▶ [Directions for this task]:
From the listing below, extract each line containing the string "angolo".

(Data entries)
=======

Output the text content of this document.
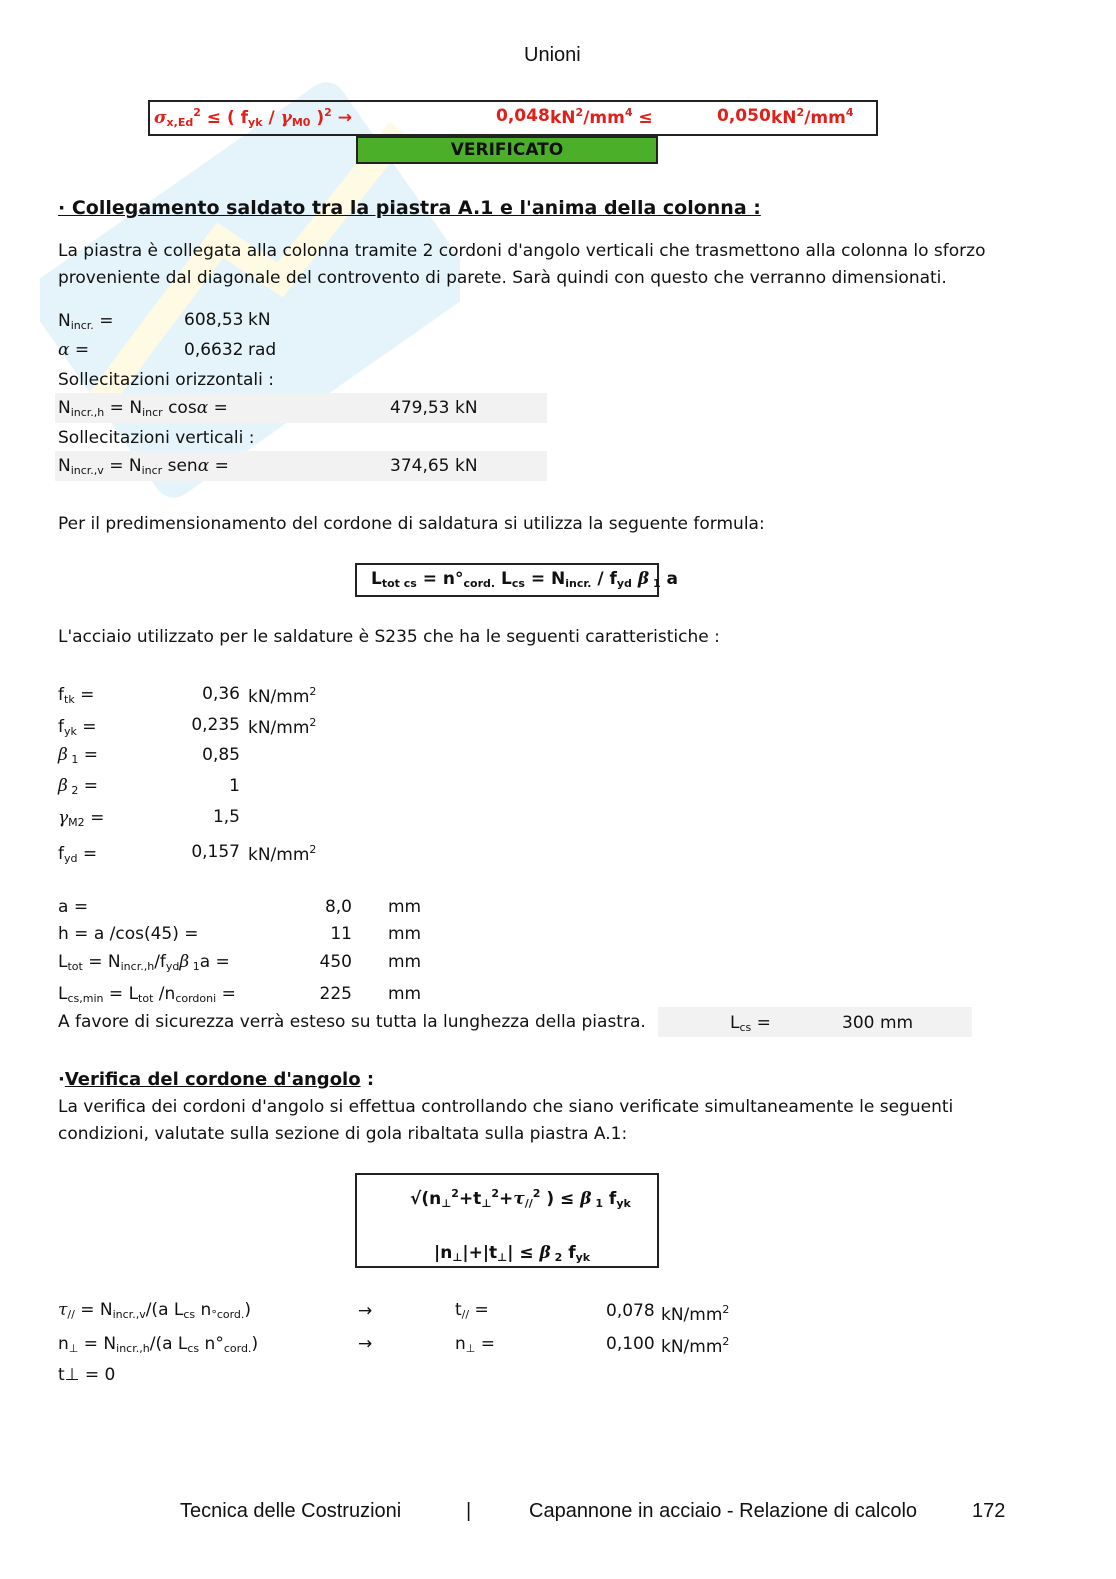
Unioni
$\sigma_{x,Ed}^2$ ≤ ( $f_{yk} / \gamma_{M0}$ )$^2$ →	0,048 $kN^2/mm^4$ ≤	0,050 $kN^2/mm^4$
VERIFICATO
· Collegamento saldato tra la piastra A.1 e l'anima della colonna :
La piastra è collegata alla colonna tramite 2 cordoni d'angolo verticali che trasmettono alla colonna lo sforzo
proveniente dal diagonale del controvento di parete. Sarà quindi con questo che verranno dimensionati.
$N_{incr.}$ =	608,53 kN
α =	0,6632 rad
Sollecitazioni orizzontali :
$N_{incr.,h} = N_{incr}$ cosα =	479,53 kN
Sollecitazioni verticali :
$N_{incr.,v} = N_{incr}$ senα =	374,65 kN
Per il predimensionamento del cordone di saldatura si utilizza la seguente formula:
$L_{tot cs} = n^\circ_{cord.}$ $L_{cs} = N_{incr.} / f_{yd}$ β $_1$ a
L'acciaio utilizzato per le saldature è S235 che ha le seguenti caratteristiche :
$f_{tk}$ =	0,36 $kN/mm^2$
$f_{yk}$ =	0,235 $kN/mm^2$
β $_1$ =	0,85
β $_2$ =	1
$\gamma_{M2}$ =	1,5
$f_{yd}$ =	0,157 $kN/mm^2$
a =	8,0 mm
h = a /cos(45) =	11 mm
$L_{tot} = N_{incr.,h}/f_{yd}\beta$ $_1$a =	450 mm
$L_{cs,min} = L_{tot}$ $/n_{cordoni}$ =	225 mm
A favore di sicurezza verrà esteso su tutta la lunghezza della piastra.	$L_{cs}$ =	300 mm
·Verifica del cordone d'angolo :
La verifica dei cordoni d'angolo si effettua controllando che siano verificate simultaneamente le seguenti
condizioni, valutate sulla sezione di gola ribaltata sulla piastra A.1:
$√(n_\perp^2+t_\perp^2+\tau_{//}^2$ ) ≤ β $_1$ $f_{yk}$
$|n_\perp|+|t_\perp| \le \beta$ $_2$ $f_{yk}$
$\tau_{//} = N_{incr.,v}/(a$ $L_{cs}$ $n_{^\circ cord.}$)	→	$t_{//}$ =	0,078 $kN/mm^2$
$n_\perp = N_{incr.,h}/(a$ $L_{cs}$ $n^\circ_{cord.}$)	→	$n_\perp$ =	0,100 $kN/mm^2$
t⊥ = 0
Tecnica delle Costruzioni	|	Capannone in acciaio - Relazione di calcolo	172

=======

▶ [Result for this task]:
La piastra è collegata alla colonna tramite 2 cordoni d'angolo verticali che trasmettono alla colonna lo sforzo
·Verifica del cordone d'angolo :
La verifica dei cordoni d'angolo si effettua controllando che siano verificate simultaneamente le seguenti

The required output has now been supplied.